**Exercise requirements**. List each line of the data that holds the string "connect".

**Information shown**.

####################

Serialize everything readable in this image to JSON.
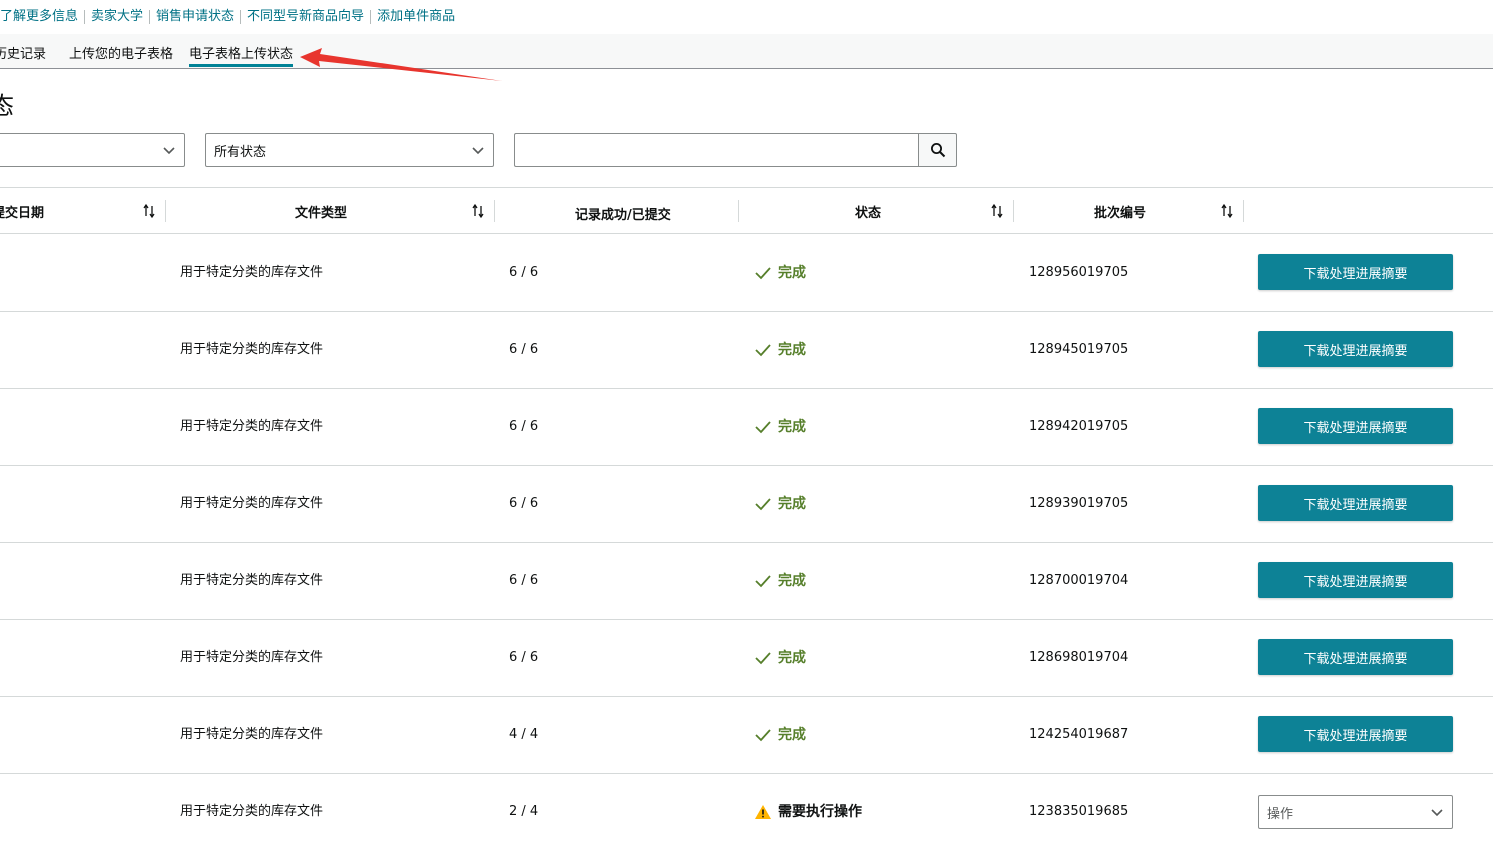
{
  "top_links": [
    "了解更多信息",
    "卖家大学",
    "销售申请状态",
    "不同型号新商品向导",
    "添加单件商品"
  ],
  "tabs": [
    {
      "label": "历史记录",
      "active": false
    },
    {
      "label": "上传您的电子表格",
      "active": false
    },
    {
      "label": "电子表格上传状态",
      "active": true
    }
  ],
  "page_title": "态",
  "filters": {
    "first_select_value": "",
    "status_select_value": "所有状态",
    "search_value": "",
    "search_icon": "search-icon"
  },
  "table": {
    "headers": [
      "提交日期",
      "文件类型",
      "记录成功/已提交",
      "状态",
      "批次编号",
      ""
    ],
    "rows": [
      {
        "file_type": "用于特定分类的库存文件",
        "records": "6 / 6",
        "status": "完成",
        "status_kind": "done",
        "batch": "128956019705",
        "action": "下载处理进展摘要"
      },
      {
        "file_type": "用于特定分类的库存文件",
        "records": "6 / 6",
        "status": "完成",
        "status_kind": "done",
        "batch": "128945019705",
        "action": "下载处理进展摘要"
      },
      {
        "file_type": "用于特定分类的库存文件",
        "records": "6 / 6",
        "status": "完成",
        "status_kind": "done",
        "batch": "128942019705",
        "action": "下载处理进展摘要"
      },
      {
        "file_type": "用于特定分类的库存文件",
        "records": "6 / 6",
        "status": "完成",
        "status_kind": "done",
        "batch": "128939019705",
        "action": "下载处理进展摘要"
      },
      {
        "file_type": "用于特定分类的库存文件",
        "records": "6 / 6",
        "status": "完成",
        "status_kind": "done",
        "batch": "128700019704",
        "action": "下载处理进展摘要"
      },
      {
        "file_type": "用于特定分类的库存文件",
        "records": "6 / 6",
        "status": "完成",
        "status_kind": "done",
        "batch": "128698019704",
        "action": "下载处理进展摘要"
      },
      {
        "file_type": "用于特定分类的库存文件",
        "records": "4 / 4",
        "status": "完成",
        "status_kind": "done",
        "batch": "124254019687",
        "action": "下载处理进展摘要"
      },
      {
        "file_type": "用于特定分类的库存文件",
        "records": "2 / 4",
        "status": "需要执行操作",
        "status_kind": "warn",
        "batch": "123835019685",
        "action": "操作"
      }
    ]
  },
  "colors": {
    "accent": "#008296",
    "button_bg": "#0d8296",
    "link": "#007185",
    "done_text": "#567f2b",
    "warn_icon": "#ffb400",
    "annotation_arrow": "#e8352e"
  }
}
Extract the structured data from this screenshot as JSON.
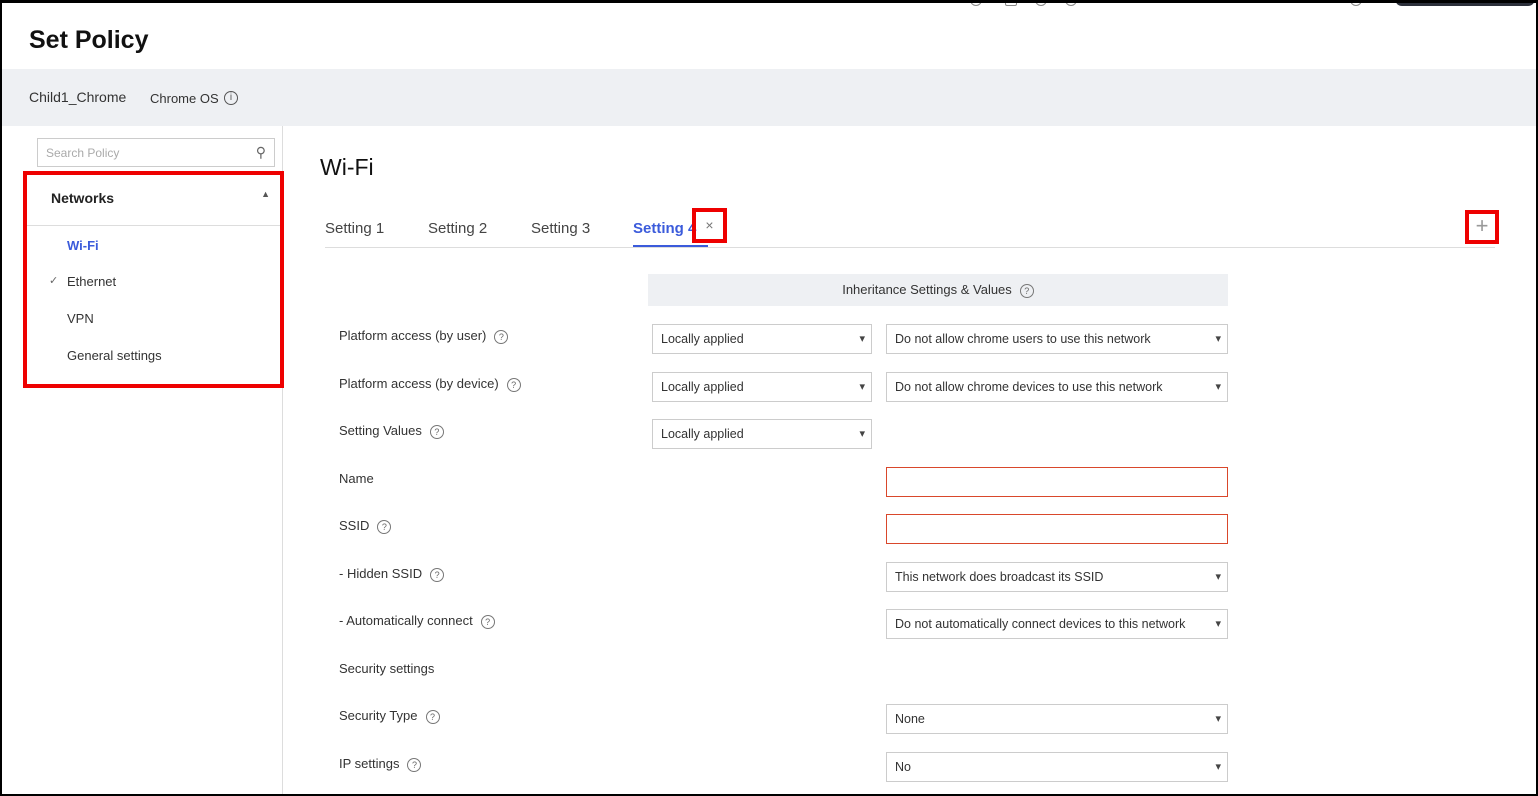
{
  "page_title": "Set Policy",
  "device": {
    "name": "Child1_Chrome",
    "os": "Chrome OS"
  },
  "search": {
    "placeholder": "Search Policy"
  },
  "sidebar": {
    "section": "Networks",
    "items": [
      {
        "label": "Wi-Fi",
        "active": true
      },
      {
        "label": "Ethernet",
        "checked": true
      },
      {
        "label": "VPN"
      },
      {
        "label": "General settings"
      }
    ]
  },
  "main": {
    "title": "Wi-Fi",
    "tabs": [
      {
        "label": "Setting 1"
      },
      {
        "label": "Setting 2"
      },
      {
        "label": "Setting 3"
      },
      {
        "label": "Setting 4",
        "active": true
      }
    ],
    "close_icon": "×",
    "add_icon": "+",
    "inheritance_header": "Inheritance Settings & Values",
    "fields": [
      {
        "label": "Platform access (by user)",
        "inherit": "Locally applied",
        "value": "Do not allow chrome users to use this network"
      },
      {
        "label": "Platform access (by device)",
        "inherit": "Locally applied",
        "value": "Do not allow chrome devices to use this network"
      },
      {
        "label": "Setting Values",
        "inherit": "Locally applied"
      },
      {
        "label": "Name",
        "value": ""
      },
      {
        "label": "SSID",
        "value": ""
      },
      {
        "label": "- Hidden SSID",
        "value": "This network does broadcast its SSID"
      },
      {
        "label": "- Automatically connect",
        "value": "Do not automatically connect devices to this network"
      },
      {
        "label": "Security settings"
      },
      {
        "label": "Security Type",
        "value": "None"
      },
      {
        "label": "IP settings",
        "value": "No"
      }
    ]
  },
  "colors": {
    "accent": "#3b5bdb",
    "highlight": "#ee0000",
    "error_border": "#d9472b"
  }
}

####################

**Exercise response**.
        "label": "- Automatically connect",
        "value": "Do not automatically connect devices to this network"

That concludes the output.